→ **Zu erstellen**:
Übertrage die Zeilen jedes der folgenden Einträge in eine JSON-Liste aus Zeichenketten mit einer Zeichenkette pro Zeile. Leerzeilen fallen weg.

· · · · ·

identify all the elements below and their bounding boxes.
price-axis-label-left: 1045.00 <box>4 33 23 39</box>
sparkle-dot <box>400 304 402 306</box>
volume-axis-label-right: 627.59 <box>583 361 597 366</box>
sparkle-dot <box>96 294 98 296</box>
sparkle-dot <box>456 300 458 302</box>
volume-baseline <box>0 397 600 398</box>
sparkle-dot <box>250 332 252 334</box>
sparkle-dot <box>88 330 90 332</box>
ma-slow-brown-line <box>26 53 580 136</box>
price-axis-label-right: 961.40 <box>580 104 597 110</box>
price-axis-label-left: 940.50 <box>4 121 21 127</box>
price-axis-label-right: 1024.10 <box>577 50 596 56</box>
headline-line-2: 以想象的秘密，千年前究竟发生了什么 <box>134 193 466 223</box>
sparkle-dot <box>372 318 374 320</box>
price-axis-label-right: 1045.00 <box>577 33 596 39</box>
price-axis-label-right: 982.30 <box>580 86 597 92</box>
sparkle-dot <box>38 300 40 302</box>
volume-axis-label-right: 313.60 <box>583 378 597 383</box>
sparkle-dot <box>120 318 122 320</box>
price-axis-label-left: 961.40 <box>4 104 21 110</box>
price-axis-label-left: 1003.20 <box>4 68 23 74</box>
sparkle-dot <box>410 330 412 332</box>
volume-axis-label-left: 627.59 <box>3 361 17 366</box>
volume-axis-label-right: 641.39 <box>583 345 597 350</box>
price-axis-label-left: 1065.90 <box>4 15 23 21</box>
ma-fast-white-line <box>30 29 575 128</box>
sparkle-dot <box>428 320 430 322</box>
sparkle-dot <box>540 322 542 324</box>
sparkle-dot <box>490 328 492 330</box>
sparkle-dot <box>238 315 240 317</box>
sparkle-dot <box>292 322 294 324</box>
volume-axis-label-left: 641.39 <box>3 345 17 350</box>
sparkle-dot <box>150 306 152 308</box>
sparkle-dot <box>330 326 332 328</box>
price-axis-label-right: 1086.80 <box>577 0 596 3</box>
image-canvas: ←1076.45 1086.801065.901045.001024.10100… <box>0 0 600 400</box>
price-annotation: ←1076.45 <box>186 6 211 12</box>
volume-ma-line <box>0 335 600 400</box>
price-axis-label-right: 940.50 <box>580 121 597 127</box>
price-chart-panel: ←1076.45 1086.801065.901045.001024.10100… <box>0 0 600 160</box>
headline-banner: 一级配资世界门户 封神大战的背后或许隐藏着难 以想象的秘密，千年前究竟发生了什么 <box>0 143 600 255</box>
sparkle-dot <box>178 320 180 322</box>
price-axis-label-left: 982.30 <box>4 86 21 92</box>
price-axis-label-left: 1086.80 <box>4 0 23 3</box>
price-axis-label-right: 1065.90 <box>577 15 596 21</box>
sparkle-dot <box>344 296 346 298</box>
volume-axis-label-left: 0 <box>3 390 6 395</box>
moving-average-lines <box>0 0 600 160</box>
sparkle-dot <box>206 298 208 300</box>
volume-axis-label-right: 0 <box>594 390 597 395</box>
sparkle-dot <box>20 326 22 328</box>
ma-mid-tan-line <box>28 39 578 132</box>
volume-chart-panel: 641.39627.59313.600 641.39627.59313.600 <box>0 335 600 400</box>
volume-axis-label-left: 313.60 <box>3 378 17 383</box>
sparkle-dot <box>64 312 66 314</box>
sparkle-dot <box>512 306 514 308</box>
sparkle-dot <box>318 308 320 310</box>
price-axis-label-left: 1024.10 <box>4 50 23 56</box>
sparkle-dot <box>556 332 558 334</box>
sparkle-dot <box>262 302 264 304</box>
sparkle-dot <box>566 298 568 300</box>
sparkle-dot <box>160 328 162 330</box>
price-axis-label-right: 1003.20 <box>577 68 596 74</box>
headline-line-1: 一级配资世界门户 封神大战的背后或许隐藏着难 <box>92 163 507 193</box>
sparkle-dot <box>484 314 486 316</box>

· · · · ·

→ **Ergebnis**:
[
  "identify all the elements below and their bounding boxes.",
  "price-axis-label-left: 1045.00 <box>4 33 23 39</box>",
  "sparkle-dot <box>400 304 402 306</box>",
  "volume-axis-label-right: 627.59 <box>583 361 597 366</box>",
  "sparkle-dot <box>96 294 98 296</box>",
  "sparkle-dot <box>456 300 458 302</box>",
  "volume-baseline <box>0 397 600 398</box>",
  "sparkle-dot <box>250 332 252 334</box>",
  "sparkle-dot <box>88 330 90 332</box>",
  "ma-slow-brown-line <box>26 53 580 136</box>",
  "price-axis-label-right: 961.40 <box>580 104 597 110</box>",
  "price-axis-label-left: 940.50 <box>4 121 21 127</box>",
  "price-axis-label-right: 1024.10 <box>577 50 596 56</box>",
  "headline-line-2: 以想象的秘密，千年前究竟发生了什么 <box>134 193 466 223</box>",
  "sparkle-dot <box>372 318 374 320</box>",
  "price-axis-label-right: 1045.00 <box>577 33 596 39</box>",
  "price-axis-label-right: 982.30 <box>580 86 597 92</box>",
  "sparkle-dot <box>38 300 40 302</box>",
  "volume-axis-label-right: 313.60 <box>583 378 597 383</box>",
  "sparkle-dot <box>120 318 122 320</box>",
  "price-axis-label-left: 961.40 <box>4 104 21 110</box>",
  "price-axis-label-left: 1003.20 <box>4 68 23 74</box>",
  "sparkle-dot <box>410 330 412 332</box>",
  "volume-axis-label-left: 627.59 <box>3 361 17 366</box>",
  "volume-axis-label-right: 641.39 <box>583 345 597 350</box>",
  "price-axis-label-left: 1065.90 <box>4 15 23 21</box>",
  "ma-fast-white-line <box>30 29 575 128</box>",
  "sparkle-dot <box>428 320 430 322</box>",
  "sparkle-dot <box>540 322 542 324</box>",
  "sparkle-dot <box>490 328 492 330</box>",
  "sparkle-dot <box>238 315 240 317</box>",
  "sparkle-dot <box>292 322 294 324</box>",
  "volume-axis-label-left: 641.39 <box>3 345 17 350</box>",
  "sparkle-dot <box>150 306 152 308</box>",
  "sparkle-dot <box>330 326 332 328</box>",
  "price-axis-label-right: 1086.80 <box>577 0 596 3</box>",
  "image-canvas: ←1076.45 1086.801065.901045.001024.10100… <box>0 0 600 400</box>",
  "price-annotation: ←1076.45 <box>186 6 211 12</box>",
  "volume-ma-line <box>0 335 600 400</box>",
  "price-axis-label-right: 940.50 <box>580 121 597 127</box>",
  "price-chart-panel: ←1076.45 1086.801065.901045.001024.10100… <box>0 0 600 160</box>",
  "headline-banner: 一级配资世界门户 封神大战的背后或许隐藏着难 以想象的秘密，千年前究竟发生了什么 <box>0 143 600 255</box>",
  "sparkle-dot <box>178 320 180 322</box>",
  "price-axis-label-left: 982.30 <box>4 86 21 92</box>",
  "price-axis-label-left: 1086.80 <box>4 0 23 3</box>",
  "price-axis-label-right: 1065.90 <box>577 15 596 21</box>",
  "sparkle-dot <box>344 296 346 298</box>",
  "volume-axis-label-left: 0 <box>3 390 6 395</box>",
  "moving-average-lines <box>0 0 600 160</box>",
  "sparkle-dot <box>206 298 208 300</box>",
  "volume-axis-label-right: 0 <box>594 390 597 395</box>",
  "sparkle-dot <box>20 326 22 328</box>",
  "ma-mid-tan-line <box>28 39 578 132</box>",
  "volume-chart-panel: 641.39627.59313.600 641.39627.59313.600 <box>0 335 600 400</box>",
  "volume-axis-label-left: 313.60 <box>3 378 17 383</box>",
  "sparkle-dot <box>64 312 66 314</box>",
  "sparkle-dot <box>512 306 514 308</box>",
  "sparkle-dot <box>318 308 320 310</box>",
  "price-axis-label-left: 1024.10 <box>4 50 23 56</box>",
  "sparkle-dot <box>556 332 558 334</box>",
  "sparkle-dot <box>262 302 264 304</box>",
  "sparkle-dot <box>566 298 568 300</box>",
  "sparkle-dot <box>160 328 162 330</box>",
  "price-axis-label-right: 1003.20 <box>577 68 596 74</box>",
  "headline-line-1: 一级配资世界门户 封神大战的背后或许隐藏着难 <box>92 163 507 193</box>",
  "sparkle-dot <box>484 314 486 316</box>"
]